> _Extract to read_:

How Commit Scores npm Packages

The methodology behind getcommit.dev/audit — five behavioral dimensions, all public data, deterministic CRITICAL flag. Inspectable, debatable, reproducible.

In October 2021, ua-parser-js was compromised. ~8 million downloads per week. npm audit showed zero issues. The structural risk — a sole maintainer controlling a widely-used package — was visible in public registry data long before anyone filed a CVE (CVE-2021-4229). This article explains how behavioral commitment scoring identifies that risk.

When I published the supply chain risk analysis, the most common question was: "How does your scoring actually work? Show me the math."

Fair question. If you're going to trust a tool with your dependency decisions, you should be able to inspect, debate, and reject specific choices in the methodology. This is that article.

The Problem: npm audit Answers the Wrong Question

npm audit is a CVE scanner. It checks a package's version against a database of known vulnerabilities. When a CVE is filed, catalogued, and propagated, your tool will catch it.

That's useful. But it answers the wrong question for a specific class of supply chain risk.

The question that matters is: what is the structural likelihood that this package becomes a future attack vector?

Known CVEs are the output of an attack. What we can observe before the attack is the conditions that made it possible:

  • Single person controlling the publish credentials for a package with 100M weekly downloads
  • No corporate backing — one compromised GitHub account is a supply chain event
  • High download trend attracting attacker attention
  • Long project age with accumulated legacy access and inertia

Before the October 2021 ua-parser-js attack, running npm audit on a project that depended on ua-parser-js returned:

found 0 vulnerabilities

The behavioral commitment score would have returned:

ua-parser-js  sole maintainer  ~8M downloads/week  🔴 CRITICAL

The difference isn't that one tool was smarter. It's that they answer different questions.

The Five Scoring Dimensions

Every package gets scored on five behavioral dimensions. All inputs are public data from the npm registry and GitHub API — no scraping, no proprietary data sources.

1. Longevity (25 points)

What it measures: Project age, weighted by consistency.

Why it matters: Older projects have accumulated more dependents, more integration depth, and more attack interest. A 12-year-old package embedded in thousands of production systems is a different risk profile than a 6-month-old experimental library.

Scoring: Full marks (25/25) for packages with 10+ years of consistent maintenance. Scales down for younger projects or projects with significant inactive periods.

axios in practice: 11.6 years old → 25/25

Note: high longevity is not inherently risky. It's the combination of longevity + single maintainer + high downloads that creates the dangerous profile.

> _Dataset content_:
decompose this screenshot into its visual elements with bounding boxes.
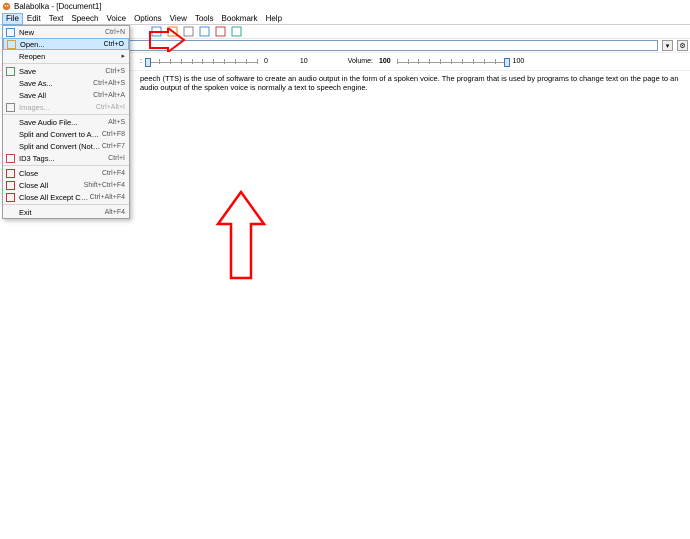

> _Written exercise_:
Using the article on how Commit scores npm packages, decide whether each statement agrees with it. Answer yes or no for each, and quote the deciding words.
(a) Before the October 2021 ua-parser-js attack, npm audit reported no vulnerabilities for projects that depended on ua-parser-js.
(b) Some of the scoring inputs come from proprietary data sources.
(c) A package needs at least 15 years of consistent maintenance to earn full Longevity marks.

> _Exercise solution_:
(a) Yes: "found 0 vulnerabilities"
(b) No: "All inputs are public data from the npm registry and GitHub API — no scraping, no proprietary data sources."
(c) No: "Full marks (25/25) for packages with 10+ years of consistent maintenance."